**Short exercise:**
Please copy every line of the records below that holds the word "الفتح".
## start
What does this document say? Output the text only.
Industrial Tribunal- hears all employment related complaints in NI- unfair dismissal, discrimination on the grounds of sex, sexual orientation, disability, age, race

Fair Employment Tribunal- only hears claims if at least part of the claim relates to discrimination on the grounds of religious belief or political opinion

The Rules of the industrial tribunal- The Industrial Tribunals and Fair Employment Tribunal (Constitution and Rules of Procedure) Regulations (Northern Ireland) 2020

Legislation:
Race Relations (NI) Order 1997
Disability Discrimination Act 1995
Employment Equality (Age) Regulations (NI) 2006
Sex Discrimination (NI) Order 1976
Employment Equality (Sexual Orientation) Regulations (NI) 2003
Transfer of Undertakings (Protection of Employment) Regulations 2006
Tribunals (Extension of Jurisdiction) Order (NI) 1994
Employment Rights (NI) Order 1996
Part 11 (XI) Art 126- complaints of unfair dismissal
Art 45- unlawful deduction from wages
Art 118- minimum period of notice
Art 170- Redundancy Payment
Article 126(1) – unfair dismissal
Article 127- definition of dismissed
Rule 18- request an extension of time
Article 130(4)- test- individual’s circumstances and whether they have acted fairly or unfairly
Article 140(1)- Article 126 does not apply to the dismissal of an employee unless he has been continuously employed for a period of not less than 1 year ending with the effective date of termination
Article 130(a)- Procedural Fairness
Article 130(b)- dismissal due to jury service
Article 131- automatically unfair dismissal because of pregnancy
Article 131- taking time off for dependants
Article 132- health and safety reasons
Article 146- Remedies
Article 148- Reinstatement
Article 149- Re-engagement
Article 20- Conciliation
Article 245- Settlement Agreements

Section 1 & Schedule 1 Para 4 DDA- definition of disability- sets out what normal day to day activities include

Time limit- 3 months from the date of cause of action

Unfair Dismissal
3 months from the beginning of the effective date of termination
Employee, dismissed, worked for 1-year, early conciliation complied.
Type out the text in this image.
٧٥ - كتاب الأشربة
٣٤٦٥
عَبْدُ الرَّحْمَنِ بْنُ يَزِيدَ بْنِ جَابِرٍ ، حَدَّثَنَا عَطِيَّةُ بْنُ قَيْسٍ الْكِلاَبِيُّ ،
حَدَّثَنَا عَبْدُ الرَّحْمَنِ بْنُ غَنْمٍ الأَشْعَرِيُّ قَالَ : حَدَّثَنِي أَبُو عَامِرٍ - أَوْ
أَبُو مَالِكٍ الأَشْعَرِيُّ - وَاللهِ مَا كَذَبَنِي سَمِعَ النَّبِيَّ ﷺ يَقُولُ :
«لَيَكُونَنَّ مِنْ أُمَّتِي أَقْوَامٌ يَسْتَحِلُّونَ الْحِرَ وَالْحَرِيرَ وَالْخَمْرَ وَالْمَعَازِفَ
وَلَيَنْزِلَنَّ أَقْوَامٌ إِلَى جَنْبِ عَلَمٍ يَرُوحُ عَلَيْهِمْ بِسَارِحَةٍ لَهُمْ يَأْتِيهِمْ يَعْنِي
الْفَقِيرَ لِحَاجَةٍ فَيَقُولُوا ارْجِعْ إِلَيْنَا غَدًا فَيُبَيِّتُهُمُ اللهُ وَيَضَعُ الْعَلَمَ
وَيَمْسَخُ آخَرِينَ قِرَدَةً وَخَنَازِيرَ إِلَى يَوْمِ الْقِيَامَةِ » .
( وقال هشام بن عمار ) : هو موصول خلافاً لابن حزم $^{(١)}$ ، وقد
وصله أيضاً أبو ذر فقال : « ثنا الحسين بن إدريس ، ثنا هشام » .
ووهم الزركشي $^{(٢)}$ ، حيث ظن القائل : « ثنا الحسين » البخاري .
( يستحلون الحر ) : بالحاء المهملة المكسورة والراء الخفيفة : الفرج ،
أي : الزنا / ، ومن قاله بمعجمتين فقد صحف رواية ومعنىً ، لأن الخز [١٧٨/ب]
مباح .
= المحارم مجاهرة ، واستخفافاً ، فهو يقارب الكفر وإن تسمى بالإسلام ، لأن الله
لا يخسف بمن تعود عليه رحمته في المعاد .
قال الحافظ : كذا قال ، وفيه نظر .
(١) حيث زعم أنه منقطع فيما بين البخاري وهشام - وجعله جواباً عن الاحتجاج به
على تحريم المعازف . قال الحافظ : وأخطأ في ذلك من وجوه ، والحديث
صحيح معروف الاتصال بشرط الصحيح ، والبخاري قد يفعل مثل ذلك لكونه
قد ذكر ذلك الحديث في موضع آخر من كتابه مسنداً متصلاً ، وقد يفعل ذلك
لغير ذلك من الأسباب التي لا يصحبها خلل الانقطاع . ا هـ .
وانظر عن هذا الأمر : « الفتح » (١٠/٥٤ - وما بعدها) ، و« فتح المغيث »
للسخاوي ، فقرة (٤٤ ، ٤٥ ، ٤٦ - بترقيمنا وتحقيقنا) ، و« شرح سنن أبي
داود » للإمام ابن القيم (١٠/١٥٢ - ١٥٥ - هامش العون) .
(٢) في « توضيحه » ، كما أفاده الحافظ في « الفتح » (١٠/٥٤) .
## end
**Answer to this problem:**
وانظر عن هذا الأمر : « الفتح » (١٠/٥٤ - وما بعدها) ، و« فتح المغيث »
(٢) في « توضيحه » ، كما أفاده الحافظ في « الفتح » (١٠/٥٤) .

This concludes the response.